• **GIVEN INSTRUCTION**:
Pull each line containing "天气炎热致马来西亚蛇咬人事件频发" out of the data and copy it.

***** RECORDS SUPPLIED *****

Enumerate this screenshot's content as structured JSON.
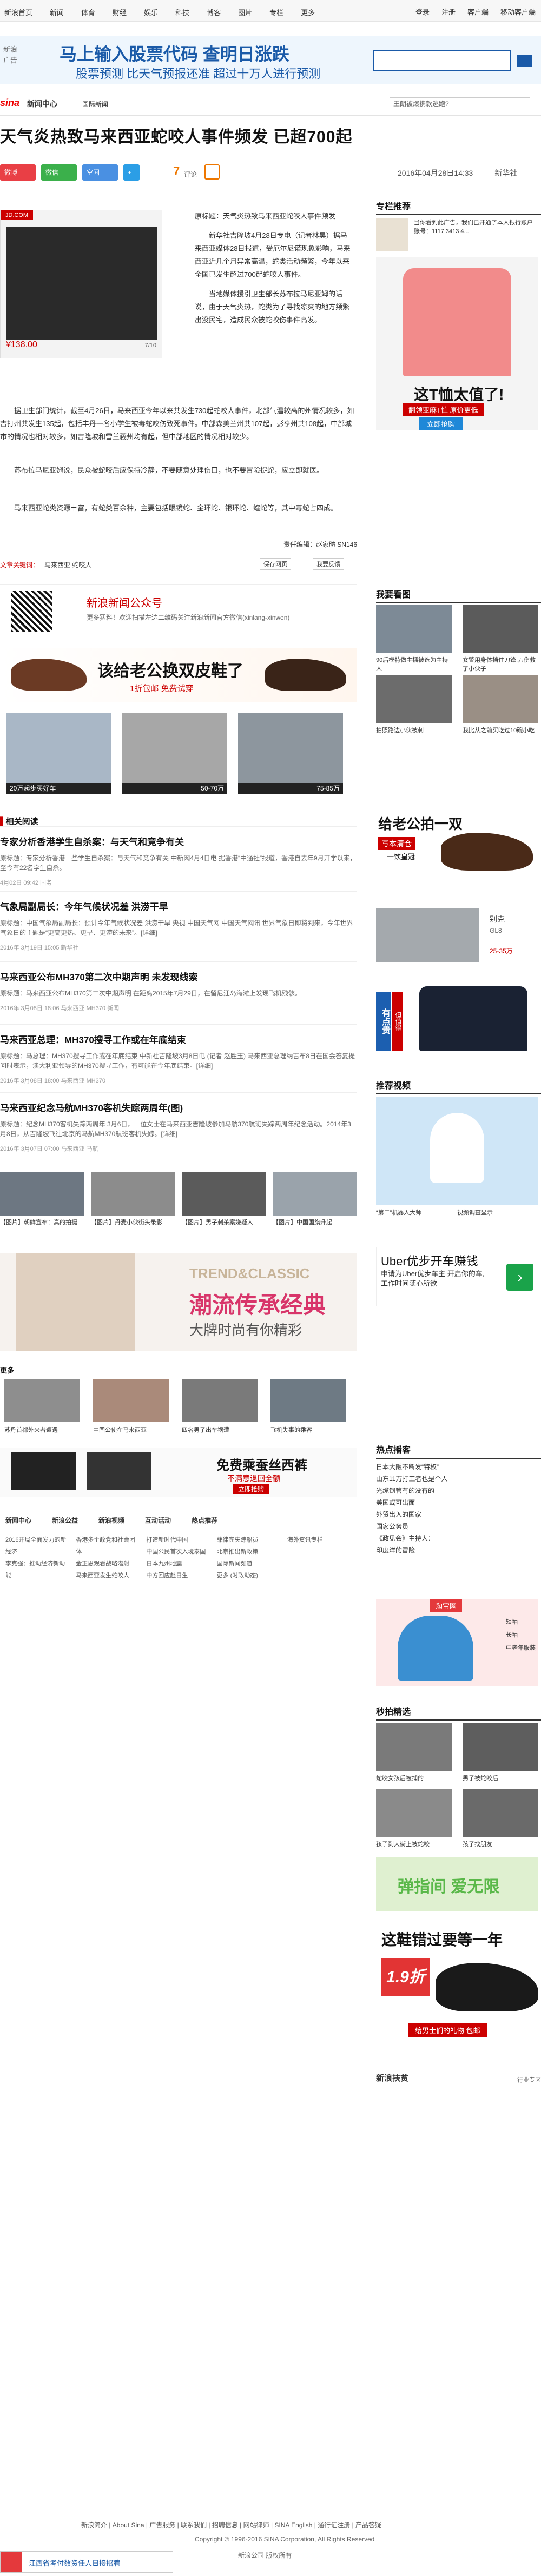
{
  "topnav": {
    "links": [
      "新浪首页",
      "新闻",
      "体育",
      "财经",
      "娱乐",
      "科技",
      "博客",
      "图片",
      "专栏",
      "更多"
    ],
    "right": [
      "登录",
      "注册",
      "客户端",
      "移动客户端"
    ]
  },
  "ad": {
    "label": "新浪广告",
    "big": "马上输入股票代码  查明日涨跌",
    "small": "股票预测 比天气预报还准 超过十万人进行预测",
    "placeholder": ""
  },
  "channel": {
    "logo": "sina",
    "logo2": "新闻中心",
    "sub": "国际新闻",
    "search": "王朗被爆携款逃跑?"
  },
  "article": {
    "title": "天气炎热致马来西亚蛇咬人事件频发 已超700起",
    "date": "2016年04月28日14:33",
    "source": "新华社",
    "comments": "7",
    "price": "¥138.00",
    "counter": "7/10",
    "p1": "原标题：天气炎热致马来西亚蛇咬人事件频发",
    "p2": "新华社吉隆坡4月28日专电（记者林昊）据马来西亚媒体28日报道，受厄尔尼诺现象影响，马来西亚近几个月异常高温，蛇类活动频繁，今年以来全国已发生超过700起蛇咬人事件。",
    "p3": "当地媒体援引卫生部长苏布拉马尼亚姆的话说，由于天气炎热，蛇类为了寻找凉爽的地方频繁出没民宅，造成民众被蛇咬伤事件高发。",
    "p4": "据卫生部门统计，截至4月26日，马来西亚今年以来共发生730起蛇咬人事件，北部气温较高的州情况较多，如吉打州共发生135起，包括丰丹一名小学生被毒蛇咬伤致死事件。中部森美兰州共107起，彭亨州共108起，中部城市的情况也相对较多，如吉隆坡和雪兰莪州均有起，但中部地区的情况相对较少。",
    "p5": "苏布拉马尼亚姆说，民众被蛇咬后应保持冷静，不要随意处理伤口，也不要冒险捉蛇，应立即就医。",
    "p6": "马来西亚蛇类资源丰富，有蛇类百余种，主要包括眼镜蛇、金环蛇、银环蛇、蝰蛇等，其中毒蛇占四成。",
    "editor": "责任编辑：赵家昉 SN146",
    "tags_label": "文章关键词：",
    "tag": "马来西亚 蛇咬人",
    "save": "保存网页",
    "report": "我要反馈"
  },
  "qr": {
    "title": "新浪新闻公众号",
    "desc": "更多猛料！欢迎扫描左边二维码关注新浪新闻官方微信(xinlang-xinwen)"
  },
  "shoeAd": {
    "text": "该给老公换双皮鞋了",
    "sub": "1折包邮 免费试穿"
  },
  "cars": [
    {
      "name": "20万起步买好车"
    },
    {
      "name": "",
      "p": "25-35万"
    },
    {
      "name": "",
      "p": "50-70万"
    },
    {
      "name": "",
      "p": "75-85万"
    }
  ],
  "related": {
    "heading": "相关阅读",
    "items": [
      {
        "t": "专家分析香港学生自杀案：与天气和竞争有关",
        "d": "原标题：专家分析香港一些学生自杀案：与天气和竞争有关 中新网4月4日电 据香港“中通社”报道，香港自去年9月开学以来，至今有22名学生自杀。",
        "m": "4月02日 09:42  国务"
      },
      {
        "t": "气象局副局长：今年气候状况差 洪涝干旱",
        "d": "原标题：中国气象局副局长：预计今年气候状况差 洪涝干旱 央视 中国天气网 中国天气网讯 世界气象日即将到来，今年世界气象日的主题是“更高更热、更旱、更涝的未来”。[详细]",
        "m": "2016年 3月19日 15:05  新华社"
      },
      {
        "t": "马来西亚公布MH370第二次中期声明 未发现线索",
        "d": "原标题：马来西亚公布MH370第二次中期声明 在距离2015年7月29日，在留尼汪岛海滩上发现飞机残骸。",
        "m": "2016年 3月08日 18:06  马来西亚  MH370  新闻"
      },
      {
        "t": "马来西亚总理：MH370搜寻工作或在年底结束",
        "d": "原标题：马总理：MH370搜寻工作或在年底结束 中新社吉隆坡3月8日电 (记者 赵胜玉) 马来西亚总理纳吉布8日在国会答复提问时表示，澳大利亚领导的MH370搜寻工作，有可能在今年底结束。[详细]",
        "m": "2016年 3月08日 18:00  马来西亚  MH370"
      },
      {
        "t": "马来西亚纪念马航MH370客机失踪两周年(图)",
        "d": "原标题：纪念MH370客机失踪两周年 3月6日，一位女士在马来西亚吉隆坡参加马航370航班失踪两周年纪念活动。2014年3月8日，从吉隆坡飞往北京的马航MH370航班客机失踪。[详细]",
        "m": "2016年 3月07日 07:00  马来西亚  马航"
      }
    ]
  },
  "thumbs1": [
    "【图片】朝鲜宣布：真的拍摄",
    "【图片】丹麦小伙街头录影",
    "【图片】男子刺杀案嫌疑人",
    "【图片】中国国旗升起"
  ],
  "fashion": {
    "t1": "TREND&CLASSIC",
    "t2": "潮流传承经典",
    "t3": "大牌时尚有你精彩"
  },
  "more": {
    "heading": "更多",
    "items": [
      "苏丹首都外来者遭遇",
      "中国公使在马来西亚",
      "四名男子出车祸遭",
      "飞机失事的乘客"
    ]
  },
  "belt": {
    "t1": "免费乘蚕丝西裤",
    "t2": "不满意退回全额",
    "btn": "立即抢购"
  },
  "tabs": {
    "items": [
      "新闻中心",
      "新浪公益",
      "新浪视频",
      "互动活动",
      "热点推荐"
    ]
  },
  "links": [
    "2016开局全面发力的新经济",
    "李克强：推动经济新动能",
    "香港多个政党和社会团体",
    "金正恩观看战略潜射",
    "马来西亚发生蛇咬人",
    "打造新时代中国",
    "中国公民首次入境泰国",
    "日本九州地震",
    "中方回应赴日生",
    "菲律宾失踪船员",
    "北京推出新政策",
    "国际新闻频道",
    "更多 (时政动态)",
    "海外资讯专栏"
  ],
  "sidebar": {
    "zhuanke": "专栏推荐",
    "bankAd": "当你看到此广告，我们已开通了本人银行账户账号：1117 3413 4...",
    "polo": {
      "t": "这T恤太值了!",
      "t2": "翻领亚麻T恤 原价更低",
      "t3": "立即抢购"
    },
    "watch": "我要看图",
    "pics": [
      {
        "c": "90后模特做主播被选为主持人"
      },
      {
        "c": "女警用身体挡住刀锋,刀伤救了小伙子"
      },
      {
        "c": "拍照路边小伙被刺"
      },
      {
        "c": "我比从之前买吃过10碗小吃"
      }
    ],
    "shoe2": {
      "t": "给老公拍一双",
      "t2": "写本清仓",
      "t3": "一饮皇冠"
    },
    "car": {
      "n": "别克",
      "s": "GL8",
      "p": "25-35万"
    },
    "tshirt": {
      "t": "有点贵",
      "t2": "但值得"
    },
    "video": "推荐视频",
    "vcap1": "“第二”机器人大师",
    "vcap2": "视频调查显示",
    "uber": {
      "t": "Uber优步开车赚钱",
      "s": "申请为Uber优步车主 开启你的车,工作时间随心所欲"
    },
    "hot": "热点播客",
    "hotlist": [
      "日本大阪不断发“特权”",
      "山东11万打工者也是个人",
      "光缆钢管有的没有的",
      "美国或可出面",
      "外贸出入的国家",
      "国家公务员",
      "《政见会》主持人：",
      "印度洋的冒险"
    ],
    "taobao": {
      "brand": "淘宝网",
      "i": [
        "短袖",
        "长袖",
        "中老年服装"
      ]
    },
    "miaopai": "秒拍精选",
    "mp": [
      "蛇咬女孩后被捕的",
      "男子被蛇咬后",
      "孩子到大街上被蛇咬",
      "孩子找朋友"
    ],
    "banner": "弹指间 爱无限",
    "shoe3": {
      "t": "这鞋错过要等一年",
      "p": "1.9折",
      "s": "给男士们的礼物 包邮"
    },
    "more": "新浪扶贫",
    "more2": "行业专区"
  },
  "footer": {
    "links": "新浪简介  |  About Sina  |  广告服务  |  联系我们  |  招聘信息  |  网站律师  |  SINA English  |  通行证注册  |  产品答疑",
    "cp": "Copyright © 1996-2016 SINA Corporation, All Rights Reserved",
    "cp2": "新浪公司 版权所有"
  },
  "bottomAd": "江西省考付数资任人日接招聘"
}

*****

• **TASK SOLUTION**:
    "title": "天气炎热致马来西亚蛇咬人事件频发 已超700起",
    "p1": "原标题：天气炎热致马来西亚蛇咬人事件频发",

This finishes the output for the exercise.